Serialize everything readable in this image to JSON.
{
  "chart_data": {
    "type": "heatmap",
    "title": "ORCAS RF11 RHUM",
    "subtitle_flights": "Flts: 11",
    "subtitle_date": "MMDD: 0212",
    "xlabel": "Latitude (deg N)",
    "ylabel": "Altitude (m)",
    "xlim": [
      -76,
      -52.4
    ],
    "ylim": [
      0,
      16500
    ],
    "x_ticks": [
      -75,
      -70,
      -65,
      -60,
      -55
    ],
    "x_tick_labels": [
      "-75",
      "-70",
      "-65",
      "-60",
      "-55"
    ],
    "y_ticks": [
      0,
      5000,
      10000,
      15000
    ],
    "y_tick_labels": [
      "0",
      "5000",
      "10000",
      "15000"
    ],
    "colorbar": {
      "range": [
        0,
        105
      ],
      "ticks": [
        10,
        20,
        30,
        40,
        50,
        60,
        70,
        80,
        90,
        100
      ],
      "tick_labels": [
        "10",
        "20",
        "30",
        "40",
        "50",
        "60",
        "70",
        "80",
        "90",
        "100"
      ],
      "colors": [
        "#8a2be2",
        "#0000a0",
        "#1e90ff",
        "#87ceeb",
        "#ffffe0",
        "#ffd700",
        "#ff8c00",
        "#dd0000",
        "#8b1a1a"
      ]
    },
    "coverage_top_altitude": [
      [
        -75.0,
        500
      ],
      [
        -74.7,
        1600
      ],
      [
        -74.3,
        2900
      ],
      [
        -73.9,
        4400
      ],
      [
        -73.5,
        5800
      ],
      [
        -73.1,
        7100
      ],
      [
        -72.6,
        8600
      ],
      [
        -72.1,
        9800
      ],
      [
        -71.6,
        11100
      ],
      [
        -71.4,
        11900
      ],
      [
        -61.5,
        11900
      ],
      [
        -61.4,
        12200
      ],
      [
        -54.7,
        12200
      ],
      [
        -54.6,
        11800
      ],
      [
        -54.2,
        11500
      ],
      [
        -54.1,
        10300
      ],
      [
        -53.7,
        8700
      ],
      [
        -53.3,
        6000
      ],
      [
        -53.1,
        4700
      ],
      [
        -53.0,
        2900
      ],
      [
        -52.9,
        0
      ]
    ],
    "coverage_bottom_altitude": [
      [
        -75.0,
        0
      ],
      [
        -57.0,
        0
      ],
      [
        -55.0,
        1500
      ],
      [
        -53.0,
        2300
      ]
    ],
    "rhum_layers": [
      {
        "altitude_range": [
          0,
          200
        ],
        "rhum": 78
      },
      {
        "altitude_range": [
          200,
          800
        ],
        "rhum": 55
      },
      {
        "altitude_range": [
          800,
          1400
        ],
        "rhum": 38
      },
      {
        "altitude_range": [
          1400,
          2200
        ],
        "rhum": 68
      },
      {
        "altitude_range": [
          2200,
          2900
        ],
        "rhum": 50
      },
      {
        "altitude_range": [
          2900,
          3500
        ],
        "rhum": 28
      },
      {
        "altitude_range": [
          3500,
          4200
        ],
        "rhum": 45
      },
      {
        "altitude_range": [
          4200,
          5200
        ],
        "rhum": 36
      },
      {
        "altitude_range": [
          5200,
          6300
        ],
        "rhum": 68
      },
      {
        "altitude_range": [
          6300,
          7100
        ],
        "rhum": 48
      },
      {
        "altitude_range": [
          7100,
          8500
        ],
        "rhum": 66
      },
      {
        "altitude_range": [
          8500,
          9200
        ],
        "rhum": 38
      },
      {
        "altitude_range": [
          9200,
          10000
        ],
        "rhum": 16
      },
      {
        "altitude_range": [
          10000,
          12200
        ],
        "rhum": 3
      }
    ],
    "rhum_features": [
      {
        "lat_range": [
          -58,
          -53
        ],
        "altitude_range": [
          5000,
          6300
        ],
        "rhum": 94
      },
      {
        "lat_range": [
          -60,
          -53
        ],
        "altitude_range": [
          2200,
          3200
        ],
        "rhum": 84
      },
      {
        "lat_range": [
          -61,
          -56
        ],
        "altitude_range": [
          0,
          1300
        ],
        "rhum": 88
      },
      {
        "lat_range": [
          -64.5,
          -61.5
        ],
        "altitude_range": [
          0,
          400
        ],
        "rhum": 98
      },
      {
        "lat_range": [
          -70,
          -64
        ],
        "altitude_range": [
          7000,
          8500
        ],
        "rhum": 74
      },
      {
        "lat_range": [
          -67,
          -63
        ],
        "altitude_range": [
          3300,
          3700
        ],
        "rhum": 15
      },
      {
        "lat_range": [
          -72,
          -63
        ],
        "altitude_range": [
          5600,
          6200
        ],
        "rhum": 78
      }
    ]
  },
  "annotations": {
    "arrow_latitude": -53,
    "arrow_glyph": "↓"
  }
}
==*==
Retype the material in full, character for character.

Serialize everything readable in this image to JSON.
{
  "chart_data": {
    "type": "heatmap",
    "title": "ORCAS RF11 RHUM",
    "subtitle_flights": "Flts: 11",
    "subtitle_date": "MMDD: 0212",
    "xlabel": "Latitude (deg N)",
    "ylabel": "Altitude (m)",
    "xlim": [
      -76,
      -52.4
    ],
    "ylim": [
      0,
      16500
    ],
    "x_ticks": [
      -75,
      -70,
      -65,
      -60,
      -55
    ],
    "x_tick_labels": [
      "-75",
      "-70",
      "-65",
      "-60",
      "-55"
    ],
    "y_ticks": [
      0,
      5000,
      10000,
      15000
    ],
    "y_tick_labels": [
      "0",
      "5000",
      "10000",
      "15000"
    ],
    "colorbar": {
      "range": [
        0,
        105
      ],
      "ticks": [
        10,
        20,
        30,
        40,
        50,
        60,
        70,
        80,
        90,
        100
      ],
      "tick_labels": [
        "10",
        "20",
        "30",
        "40",
        "50",
        "60",
        "70",
        "80",
        "90",
        "100"
      ],
      "colors": [
        "#8a2be2",
        "#0000a0",
        "#1e90ff",
        "#87ceeb",
        "#ffffe0",
        "#ffd700",
        "#ff8c00",
        "#dd0000",
        "#8b1a1a"
      ]
    },
    "coverage_top_altitude": [
      [
        -75.0,
        500
      ],
      [
        -74.7,
        1600
      ],
      [
        -74.3,
        2900
      ],
      [
        -73.9,
        4400
      ],
      [
        -73.5,
        5800
      ],
      [
        -73.1,
        7100
      ],
      [
        -72.6,
        8600
      ],
      [
        -72.1,
        9800
      ],
      [
        -71.6,
        11100
      ],
      [
        -71.4,
        11900
      ],
      [
        -61.5,
        11900
      ],
      [
        -61.4,
        12200
      ],
      [
        -54.7,
        12200
      ],
      [
        -54.6,
        11800
      ],
      [
        -54.2,
        11500
      ],
      [
        -54.1,
        10300
      ],
      [
        -53.7,
        8700
      ],
      [
        -53.3,
        6000
      ],
      [
        -53.1,
        4700
      ],
      [
        -53.0,
        2900
      ],
      [
        -52.9,
        0
      ]
    ],
    "coverage_bottom_altitude": [
      [
        -75.0,
        0
      ],
      [
        -57.0,
        0
      ],
      [
        -55.0,
        1500
      ],
      [
        -53.0,
        2300
      ]
    ],
    "rhum_layers": [
      {
        "altitude_range": [
          0,
          200
        ],
        "rhum": 78
      },
      {
        "altitude_range": [
          200,
          800
        ],
        "rhum": 55
      },
      {
        "altitude_range": [
          800,
          1400
        ],
        "rhum": 38
      },
      {
        "altitude_range": [
          1400,
          2200
        ],
        "rhum": 68
      },
      {
        "altitude_range": [
          2200,
          2900
        ],
        "rhum": 50
      },
      {
        "altitude_range": [
          2900,
          3500
        ],
        "rhum": 28
      },
      {
        "altitude_range": [
          3500,
          4200
        ],
        "rhum": 45
      },
      {
        "altitude_range": [
          4200,
          5200
        ],
        "rhum": 36
      },
      {
        "altitude_range": [
          5200,
          6300
        ],
        "rhum": 68
      },
      {
        "altitude_range": [
          6300,
          7100
        ],
        "rhum": 48
      },
      {
        "altitude_range": [
          7100,
          8500
        ],
        "rhum": 66
      },
      {
        "altitude_range": [
          8500,
          9200
        ],
        "rhum": 38
      },
      {
        "altitude_range": [
          9200,
          10000
        ],
        "rhum": 16
      },
      {
        "altitude_range": [
          10000,
          12200
        ],
        "rhum": 3
      }
    ],
    "rhum_features": [
      {
        "lat_range": [
          -58,
          -53
        ],
        "altitude_range": [
          5000,
          6300
        ],
        "rhum": 94
      },
      {
        "lat_range": [
          -60,
          -53
        ],
        "altitude_range": [
          2200,
          3200
        ],
        "rhum": 84
      },
      {
        "lat_range": [
          -61,
          -56
        ],
        "altitude_range": [
          0,
          1300
        ],
        "rhum": 88
      },
      {
        "lat_range": [
          -64.5,
          -61.5
        ],
        "altitude_range": [
          0,
          400
        ],
        "rhum": 98
      },
      {
        "lat_range": [
          -70,
          -64
        ],
        "altitude_range": [
          7000,
          8500
        ],
        "rhum": 74
      },
      {
        "lat_range": [
          -67,
          -63
        ],
        "altitude_range": [
          3300,
          3700
        ],
        "rhum": 15
      },
      {
        "lat_range": [
          -72,
          -63
        ],
        "altitude_range": [
          5600,
          6200
        ],
        "rhum": 78
      }
    ]
  },
  "annotations": {
    "arrow_latitude": -53,
    "arrow_glyph": "↓"
  }
}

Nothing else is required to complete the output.